Reading text>

Jan 21, 2026
Announcing Clothing Data + Motion Capture for AI Development
Protege and Render Ready are excited to announce our partnership to deliver multimodal clothing datasets that pair high-fidelity garment captures with human motion. We envision a world where we can significantly close the gap between how clothes look and how they move in 3D environments — enabling more realistic games and simulations, stronger machine learning models, and safer, more accurate digital twins.

About Protege: Protege is the single platform for real world AI training data. We aggregate data sources across industries to help cutting-edge model builders train and evaluate their models, with data sources ranging from media to healthcare to motion capture and more.
In particular, we specialize in combining multiple modalities from different data partners to generate novel datasets, such as combining Render Ready’s digitized, production-ready clothing data with professional-grade motion capture data.
About Render Ready: Render Ready is focused on a singular mission: collecting the most accurate, ground-truth garment data available. They specialize in acquiring and processing high-fidelity, production-ready data sourced directly from real-world clothing. This isn't just data; it's the essential, foundational layer that AI builders need to train models. Their meticulous focus on real-world accuracy is the critical difference that allows machine learning to finally understand and replicate how clothing actually moves, folds, and interacts on a body in motion.
If your team needs production-ready 3D assets, measurements, and metadata aligned to real human motion, the Protege media and motion capture team is ready to talk more about how these multimodal datasets can help drive your AI roadmap.
To learn more, check out our case study examples below! Interested in this unique data offering? Fill out our data access form here, and our team will be in touch.
CASE STUDY: What Protege + Render Ready Unlocks
Multimodal training data: Combines high-fidelity clothing datasets (photos, scans, measurements, materials) with human motion to capture to model how garments behave on real bodies in motion.
Real-world variability at scale: Captures diverse garments and dynamic states (zipped/unzipped, sleeves rolled, different fits) to reflect how clothes actually look, move, and wrinkle.
Production-ready formats: Delivers point clouds, textured 3D assets, and structured metadata (CSV/Excel) in the formats teams already use.
Faster from idea to implementation: Clear data cataloging and examples shorten the path from exploration to integration in engines and pipelines.
Who this is for:
Gaming and simulation teams: More realistic, performant cloth behavior for characters; assets aligned to runtime needs.
ML and research teams: High-quality, labeled, dynamic garment data to train models for cloth simulation, pose-conditioned deformation, and embodied AI.
Robotics and digital twin builders: Safer, more accurate human–robot and environment simulations where clothing affects interaction and occlusion.

Dataset excerpt>
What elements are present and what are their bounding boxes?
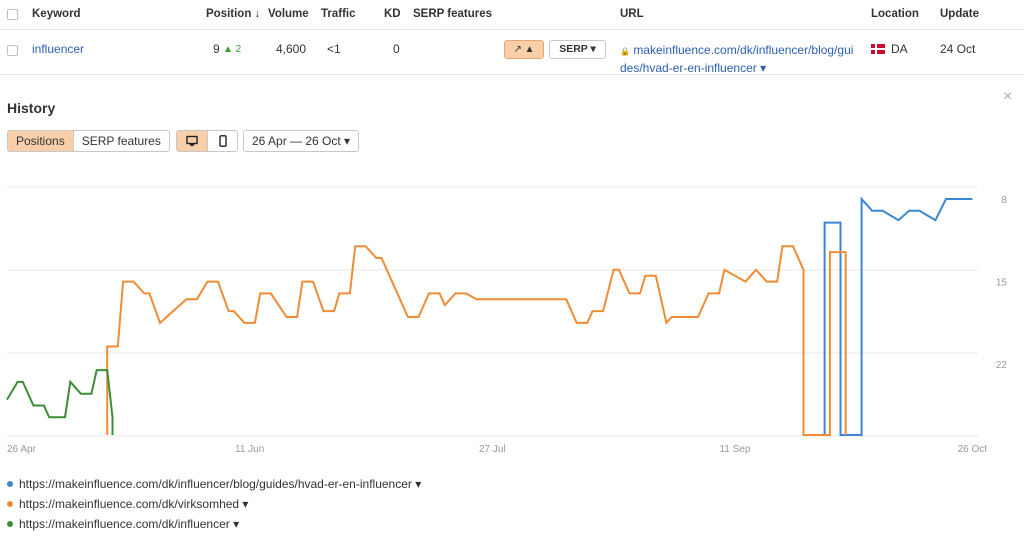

Written request 1>
Copy the clothing data announcement from "Production-ready formats: Delivers" through "and embodied AI.", inclusive.
Written request 2>
According to the clothing data announcement, why does Render Ready's focus on real-world accuracy matter? Answer in one to three sentences.
Written request 3>
Answer these questions from the clothing data announcement:
(a) On what date was the announcement made?
(b) In what formats is the structured metadata delivered?
(c) Which dynamic garment states are given as examples?
The material has no connection to the clothing data announcement.

Result 1>
Production-ready formats: Delivers point clouds, textured 3D assets, and structured metadata (CSV/Excel) in the formats teams already use.
Faster from idea to implementation: Clear data cataloging and examples shorten the path from exploration to integration in engines and pipelines.
Who this is for:
Gaming and simulation teams: More realistic, performant cloth behavior for characters; assets aligned to runtime needs.
ML and research teams: High-quality, labeled, dynamic garment data to train models for cloth simulation, pose-conditioned deformation, and embodied AI.

Result 2>
That focus on real-world accuracy is described as the critical difference that lets machine learning understand and replicate how clothing actually moves, folds, and interacts on a body in motion. The garment data is presented as the foundational layer AI builders need to train models.

Result 3>
(a) Jan 21, 2026
(b) CSV/Excel
(c) Zipped/unzipped, sleeves rolled, and different fits